** START **

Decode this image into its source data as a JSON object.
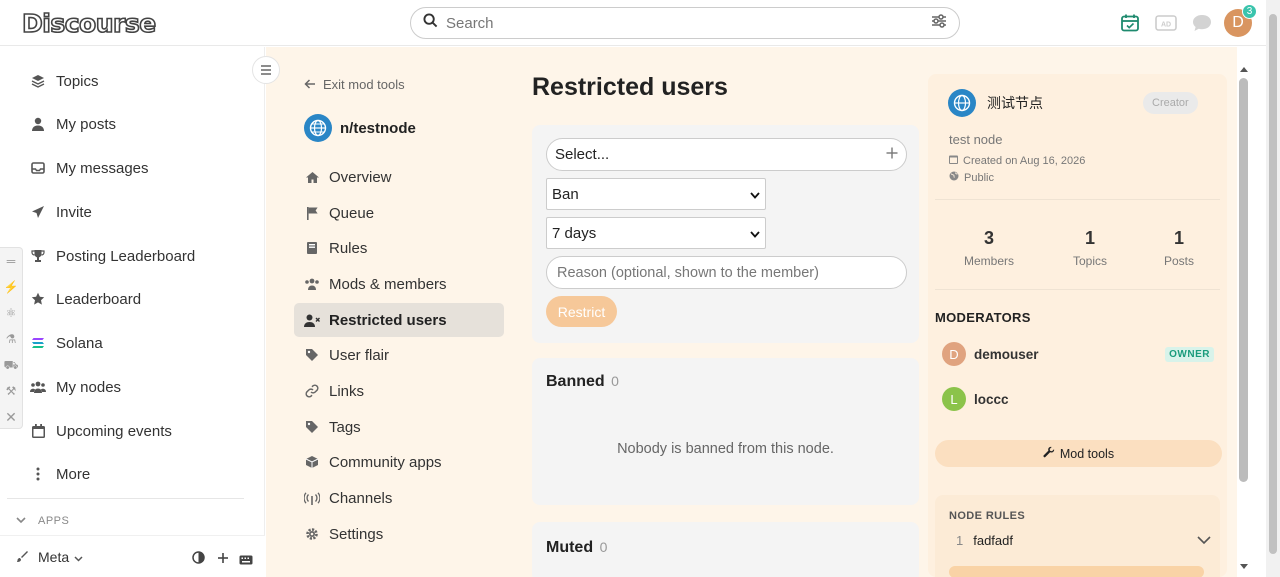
{
  "header": {
    "logo_text": "Discourse",
    "search_placeholder": "Search",
    "notification_count": "3",
    "avatar_letter": "D"
  },
  "sidebar": {
    "items": [
      {
        "label": "Topics",
        "icon": "layers-icon"
      },
      {
        "label": "My posts",
        "icon": "user-icon"
      },
      {
        "label": "My messages",
        "icon": "inbox-icon"
      },
      {
        "label": "Invite",
        "icon": "paper-plane-icon"
      },
      {
        "label": "Posting Leaderboard",
        "icon": "trophy-icon"
      },
      {
        "label": "Leaderboard",
        "icon": "star-icon"
      },
      {
        "label": "Solana",
        "icon": "solana-icon"
      },
      {
        "label": "My nodes",
        "icon": "users-icon"
      },
      {
        "label": "Upcoming events",
        "icon": "calendar-icon"
      },
      {
        "label": "More",
        "icon": "ellipsis-icon"
      }
    ],
    "apps_label": "APPS",
    "meta_label": "Meta"
  },
  "modnav": {
    "exit_label": "Exit mod tools",
    "node_name": "n/testnode",
    "items": [
      {
        "label": "Overview",
        "icon": "home-icon"
      },
      {
        "label": "Queue",
        "icon": "flag-icon"
      },
      {
        "label": "Rules",
        "icon": "book-icon"
      },
      {
        "label": "Mods & members",
        "icon": "users-icon"
      },
      {
        "label": "Restricted users",
        "icon": "user-x-icon"
      },
      {
        "label": "User flair",
        "icon": "tag-icon"
      },
      {
        "label": "Links",
        "icon": "link-icon"
      },
      {
        "label": "Tags",
        "icon": "tag-icon"
      },
      {
        "label": "Community apps",
        "icon": "box-icon"
      },
      {
        "label": "Channels",
        "icon": "broadcast-icon"
      },
      {
        "label": "Settings",
        "icon": "gear-icon"
      }
    ]
  },
  "content": {
    "page_title": "Restricted users",
    "user_select_placeholder": "Select...",
    "action_value": "Ban",
    "duration_value": "7 days",
    "reason_placeholder": "Reason (optional, shown to the member)",
    "restrict_label": "Restrict",
    "banned_title": "Banned",
    "banned_count": "0",
    "banned_empty": "Nobody is banned from this node.",
    "muted_title": "Muted",
    "muted_count": "0"
  },
  "node_card": {
    "name": "测试节点",
    "creator_label": "Creator",
    "description": "test node",
    "created": "Created on Aug 16, 2026",
    "visibility": "Public",
    "stats": [
      {
        "value": "3",
        "label": "Members"
      },
      {
        "value": "1",
        "label": "Topics"
      },
      {
        "value": "1",
        "label": "Posts"
      }
    ],
    "moderators_title": "MODERATORS",
    "moderators": [
      {
        "letter": "D",
        "name": "demouser",
        "badge": "OWNER",
        "color": "#e0a37f"
      },
      {
        "letter": "L",
        "name": "loccc",
        "badge": "",
        "color": "#8bc34a"
      }
    ],
    "mod_tools_label": "Mod tools",
    "rules_title": "NODE RULES",
    "rules": [
      {
        "num": "1",
        "text": "fadfadf"
      }
    ]
  }
}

** END **

Requirement
Locate the string "Leaderboard" in the listing above and copy every line where it occurs.

Result of this exercise
        "label": "Posting Leaderboard",
        "label": "Leaderboard",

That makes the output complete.